> [WORK TO DO]
Copy each line that contains the word "text".

* Begin EXERCISE DATA *

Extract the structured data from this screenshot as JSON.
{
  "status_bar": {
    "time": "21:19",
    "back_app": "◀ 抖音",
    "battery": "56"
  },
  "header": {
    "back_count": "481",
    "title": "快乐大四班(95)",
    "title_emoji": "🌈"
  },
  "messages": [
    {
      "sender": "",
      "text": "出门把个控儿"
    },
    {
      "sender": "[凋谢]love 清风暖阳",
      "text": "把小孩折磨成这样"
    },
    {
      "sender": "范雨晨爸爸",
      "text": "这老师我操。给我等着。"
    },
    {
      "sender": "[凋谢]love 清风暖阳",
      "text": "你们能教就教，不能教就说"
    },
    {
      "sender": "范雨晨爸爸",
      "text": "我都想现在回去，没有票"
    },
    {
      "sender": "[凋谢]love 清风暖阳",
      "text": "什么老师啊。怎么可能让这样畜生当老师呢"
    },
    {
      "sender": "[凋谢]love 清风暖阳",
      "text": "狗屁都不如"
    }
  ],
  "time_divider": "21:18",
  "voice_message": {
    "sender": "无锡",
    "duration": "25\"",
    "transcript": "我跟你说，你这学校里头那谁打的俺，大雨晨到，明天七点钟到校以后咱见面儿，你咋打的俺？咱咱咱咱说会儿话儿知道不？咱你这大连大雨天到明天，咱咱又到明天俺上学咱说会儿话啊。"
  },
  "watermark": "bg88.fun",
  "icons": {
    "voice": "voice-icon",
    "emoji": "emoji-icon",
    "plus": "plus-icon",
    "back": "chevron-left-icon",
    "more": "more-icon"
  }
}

* End EXERCISE DATA *

> [TASK RESULT]
      "text": "出门把个控儿"
      "text": "把小孩折磨成这样"
      "text": "这老师我操。给我等着。"
      "text": "你们能教就教，不能教就说"
      "text": "我都想现在回去，没有票"
      "text": "什么老师啊。怎么可能让这样畜生当老师呢"
      "text": "狗屁都不如"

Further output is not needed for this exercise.